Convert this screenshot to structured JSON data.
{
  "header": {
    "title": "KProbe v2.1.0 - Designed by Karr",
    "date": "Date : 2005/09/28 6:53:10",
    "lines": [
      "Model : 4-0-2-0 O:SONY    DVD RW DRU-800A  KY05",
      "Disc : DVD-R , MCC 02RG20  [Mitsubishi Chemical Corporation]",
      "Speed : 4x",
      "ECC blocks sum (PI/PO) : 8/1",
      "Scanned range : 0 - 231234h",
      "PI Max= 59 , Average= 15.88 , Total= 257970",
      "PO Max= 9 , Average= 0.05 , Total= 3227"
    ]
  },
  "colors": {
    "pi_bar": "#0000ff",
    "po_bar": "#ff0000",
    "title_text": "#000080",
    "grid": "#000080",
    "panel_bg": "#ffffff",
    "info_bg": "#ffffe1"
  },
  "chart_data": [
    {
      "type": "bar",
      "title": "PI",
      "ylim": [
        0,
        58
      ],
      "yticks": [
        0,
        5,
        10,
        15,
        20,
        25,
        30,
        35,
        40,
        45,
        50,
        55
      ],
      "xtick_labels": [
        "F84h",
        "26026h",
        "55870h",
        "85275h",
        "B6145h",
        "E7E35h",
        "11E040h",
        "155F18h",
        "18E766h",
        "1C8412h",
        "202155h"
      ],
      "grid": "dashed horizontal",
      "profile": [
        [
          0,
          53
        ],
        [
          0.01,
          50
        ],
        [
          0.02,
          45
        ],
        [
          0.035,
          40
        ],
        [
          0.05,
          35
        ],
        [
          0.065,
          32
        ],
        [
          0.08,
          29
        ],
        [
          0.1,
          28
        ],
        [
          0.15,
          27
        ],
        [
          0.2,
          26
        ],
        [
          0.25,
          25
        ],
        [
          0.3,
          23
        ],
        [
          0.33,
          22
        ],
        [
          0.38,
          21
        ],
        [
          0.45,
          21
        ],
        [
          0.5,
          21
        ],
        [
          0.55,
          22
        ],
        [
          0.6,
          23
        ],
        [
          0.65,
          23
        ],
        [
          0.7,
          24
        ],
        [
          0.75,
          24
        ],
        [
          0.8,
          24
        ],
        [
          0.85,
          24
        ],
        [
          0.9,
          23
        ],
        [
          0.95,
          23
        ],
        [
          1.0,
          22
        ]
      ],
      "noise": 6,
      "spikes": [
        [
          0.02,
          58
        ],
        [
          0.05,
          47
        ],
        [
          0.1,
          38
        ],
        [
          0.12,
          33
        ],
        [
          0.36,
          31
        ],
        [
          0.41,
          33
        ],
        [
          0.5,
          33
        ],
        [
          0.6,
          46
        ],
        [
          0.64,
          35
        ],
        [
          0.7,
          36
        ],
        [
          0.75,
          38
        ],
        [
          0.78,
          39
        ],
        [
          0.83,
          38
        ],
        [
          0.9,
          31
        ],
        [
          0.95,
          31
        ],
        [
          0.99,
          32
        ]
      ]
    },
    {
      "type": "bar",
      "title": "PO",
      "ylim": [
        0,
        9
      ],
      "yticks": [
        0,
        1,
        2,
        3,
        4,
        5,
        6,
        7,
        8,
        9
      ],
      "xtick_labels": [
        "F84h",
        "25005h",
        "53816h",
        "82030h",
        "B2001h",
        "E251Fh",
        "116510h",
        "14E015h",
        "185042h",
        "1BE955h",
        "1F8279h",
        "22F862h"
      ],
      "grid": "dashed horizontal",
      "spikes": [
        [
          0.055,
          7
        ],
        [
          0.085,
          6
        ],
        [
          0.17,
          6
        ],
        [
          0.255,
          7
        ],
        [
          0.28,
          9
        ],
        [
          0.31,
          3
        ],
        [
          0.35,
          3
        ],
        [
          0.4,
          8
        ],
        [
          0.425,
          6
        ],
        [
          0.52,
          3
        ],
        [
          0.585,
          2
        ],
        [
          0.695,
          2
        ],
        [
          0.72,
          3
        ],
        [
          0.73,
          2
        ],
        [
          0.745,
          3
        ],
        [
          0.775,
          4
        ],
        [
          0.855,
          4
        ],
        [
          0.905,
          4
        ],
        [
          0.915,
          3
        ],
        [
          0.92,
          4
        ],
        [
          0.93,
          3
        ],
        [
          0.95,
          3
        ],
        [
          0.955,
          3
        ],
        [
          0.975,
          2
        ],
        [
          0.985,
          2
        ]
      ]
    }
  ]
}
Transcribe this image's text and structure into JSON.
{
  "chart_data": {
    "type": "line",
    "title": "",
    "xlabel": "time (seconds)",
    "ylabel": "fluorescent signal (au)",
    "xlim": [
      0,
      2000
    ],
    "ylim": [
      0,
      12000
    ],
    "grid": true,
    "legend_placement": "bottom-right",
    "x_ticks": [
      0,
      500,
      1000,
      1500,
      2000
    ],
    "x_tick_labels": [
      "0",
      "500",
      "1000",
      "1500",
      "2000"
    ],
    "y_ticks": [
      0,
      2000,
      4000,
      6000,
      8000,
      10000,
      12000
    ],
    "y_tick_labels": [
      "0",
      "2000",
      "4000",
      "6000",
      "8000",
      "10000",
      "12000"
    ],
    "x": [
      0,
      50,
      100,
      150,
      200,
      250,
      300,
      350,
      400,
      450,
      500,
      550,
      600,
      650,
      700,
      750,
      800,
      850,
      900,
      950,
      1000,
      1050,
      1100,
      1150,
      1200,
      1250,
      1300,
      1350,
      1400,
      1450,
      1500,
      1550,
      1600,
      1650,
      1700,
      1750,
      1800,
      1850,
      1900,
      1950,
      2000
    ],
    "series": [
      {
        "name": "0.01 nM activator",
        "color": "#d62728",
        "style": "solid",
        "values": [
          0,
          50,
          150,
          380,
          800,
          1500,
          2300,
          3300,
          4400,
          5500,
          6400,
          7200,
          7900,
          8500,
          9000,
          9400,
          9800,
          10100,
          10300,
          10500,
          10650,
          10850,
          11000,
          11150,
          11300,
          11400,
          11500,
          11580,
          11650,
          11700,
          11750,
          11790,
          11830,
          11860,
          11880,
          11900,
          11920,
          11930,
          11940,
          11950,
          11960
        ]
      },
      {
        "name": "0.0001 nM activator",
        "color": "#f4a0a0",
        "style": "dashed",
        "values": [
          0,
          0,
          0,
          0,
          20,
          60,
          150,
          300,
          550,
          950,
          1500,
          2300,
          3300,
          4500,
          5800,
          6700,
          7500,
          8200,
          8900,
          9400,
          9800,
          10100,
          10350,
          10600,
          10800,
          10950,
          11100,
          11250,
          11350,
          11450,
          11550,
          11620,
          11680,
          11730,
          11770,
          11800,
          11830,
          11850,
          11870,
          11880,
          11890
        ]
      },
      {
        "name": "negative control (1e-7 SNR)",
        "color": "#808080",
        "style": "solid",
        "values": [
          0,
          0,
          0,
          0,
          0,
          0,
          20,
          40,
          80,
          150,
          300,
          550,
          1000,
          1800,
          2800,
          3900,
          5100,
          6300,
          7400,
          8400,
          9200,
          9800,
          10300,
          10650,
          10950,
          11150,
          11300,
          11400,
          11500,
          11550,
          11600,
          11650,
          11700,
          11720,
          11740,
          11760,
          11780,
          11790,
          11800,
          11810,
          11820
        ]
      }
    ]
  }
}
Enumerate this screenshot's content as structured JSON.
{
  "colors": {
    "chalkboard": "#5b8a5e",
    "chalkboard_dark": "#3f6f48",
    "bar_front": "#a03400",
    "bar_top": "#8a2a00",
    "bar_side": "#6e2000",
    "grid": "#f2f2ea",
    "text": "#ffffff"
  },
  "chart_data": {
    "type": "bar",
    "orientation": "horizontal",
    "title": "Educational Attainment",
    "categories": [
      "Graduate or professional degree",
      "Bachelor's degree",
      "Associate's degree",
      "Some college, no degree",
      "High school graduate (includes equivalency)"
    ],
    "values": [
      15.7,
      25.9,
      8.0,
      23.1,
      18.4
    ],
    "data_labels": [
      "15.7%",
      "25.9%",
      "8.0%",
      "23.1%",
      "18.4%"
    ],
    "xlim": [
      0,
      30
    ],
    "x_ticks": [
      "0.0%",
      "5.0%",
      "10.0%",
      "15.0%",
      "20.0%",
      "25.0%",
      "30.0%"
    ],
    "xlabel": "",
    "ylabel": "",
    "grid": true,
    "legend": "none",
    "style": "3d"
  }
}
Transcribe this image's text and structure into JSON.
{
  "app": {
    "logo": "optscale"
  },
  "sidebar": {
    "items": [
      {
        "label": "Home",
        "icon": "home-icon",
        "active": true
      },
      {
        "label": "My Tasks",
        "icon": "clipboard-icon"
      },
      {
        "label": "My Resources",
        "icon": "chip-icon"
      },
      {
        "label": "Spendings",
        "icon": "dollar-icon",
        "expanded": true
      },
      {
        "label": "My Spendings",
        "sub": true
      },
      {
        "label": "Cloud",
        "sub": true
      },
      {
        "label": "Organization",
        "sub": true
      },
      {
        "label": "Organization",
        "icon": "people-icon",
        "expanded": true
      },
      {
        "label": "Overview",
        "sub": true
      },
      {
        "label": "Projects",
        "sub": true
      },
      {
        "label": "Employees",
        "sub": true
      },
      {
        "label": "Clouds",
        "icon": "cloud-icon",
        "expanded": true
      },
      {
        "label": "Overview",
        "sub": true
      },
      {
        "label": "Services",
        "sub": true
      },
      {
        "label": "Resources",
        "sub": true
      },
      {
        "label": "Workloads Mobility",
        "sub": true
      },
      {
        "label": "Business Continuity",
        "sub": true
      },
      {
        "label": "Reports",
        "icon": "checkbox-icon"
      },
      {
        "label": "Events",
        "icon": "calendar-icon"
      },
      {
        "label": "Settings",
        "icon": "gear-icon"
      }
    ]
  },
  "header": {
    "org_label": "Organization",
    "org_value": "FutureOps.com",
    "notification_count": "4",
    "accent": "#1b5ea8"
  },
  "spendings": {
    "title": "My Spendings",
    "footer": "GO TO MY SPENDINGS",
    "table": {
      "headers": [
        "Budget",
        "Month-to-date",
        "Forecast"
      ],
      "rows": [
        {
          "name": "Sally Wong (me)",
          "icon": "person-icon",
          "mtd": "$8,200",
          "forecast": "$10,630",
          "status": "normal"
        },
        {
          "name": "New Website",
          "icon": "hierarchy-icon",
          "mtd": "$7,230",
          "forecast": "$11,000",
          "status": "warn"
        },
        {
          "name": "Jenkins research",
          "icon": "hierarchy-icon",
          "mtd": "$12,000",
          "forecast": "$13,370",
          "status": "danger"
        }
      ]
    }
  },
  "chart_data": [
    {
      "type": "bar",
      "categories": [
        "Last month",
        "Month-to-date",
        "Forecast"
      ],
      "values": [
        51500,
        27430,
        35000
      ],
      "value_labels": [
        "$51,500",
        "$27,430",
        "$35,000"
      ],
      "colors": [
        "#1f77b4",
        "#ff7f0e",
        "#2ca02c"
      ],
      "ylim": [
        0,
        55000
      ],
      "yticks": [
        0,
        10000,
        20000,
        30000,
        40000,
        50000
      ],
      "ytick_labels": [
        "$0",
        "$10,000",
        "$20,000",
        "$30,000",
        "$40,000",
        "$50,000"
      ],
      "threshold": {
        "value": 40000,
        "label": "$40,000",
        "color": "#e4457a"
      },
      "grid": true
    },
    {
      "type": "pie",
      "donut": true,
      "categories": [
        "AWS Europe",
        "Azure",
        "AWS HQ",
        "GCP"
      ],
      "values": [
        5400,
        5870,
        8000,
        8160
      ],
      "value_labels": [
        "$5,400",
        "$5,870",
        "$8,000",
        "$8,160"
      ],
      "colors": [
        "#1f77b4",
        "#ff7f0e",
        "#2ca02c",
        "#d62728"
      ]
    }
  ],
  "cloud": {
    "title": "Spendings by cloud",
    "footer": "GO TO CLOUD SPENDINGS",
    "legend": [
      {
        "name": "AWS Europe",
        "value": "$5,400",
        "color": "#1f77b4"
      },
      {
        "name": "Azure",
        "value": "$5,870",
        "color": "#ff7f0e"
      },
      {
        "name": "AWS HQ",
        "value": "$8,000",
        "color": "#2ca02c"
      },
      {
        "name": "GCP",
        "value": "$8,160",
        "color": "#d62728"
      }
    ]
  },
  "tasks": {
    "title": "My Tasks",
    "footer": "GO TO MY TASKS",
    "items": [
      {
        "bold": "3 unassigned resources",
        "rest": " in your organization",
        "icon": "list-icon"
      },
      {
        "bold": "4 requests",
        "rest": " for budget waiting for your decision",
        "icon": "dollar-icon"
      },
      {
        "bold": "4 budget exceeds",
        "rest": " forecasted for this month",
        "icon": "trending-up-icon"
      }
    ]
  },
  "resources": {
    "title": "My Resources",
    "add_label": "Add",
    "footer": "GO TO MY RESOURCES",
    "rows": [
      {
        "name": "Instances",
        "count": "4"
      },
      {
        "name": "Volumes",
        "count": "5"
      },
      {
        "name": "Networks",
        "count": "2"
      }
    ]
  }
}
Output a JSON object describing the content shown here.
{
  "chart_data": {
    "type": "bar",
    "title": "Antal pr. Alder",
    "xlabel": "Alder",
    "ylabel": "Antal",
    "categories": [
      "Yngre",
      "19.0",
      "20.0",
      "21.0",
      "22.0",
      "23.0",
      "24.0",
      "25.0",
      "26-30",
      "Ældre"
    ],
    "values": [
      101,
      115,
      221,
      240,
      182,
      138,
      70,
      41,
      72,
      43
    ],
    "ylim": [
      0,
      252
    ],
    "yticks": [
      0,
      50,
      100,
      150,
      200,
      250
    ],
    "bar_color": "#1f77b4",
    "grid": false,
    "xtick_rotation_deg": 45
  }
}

--- --- ---

Short task » All lines from the one containing "Output a JSON" through the end of the records, both ends included, are to be quoted exactly; please add nothing else.

Result of the exercise »
Output a JSON object describing the content shown here.
{
  "chart_data": {
    "type": "bar",
    "title": "Antal pr. Alder",
    "xlabel": "Alder",
    "ylabel": "Antal",
    "categories": [
      "Yngre",
      "19.0",
      "20.0",
      "21.0",
      "22.0",
      "23.0",
      "24.0",
      "25.0",
      "26-30",
      "Ældre"
    ],
    "values": [
      101,
      115,
      221,
      240,
      182,
      138,
      70,
      41,
      72,
      43
    ],
    "ylim": [
      0,
      252
    ],
    "yticks": [
      0,
      50,
      100,
      150,
      200,
      250
    ],
    "bar_color": "#1f77b4",
    "grid": false,
    "xtick_rotation_deg": 45
  }
}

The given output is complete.